═══ Material provided

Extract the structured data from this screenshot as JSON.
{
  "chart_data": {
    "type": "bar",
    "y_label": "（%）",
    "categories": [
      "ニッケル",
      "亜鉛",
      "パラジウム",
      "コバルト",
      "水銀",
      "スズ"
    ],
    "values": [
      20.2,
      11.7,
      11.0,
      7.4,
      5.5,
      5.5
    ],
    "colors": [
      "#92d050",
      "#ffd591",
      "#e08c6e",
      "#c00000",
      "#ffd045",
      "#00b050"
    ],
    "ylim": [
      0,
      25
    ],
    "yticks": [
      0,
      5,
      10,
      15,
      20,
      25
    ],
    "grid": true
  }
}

══════

**What the task asks**
Return all of the data precisely as it appears.

**Complete answer**
Extract the structured data from this screenshot as JSON.
{
  "chart_data": {
    "type": "bar",
    "y_label": "（%）",
    "categories": [
      "ニッケル",
      "亜鉛",
      "パラジウム",
      "コバルト",
      "水銀",
      "スズ"
    ],
    "values": [
      20.2,
      11.7,
      11.0,
      7.4,
      5.5,
      5.5
    ],
    "colors": [
      "#92d050",
      "#ffd591",
      "#e08c6e",
      "#c00000",
      "#ffd045",
      "#00b050"
    ],
    "ylim": [
      0,
      25
    ],
    "yticks": [
      0,
      5,
      10,
      15,
      20,
      25
    ],
    "grid": true
  }
}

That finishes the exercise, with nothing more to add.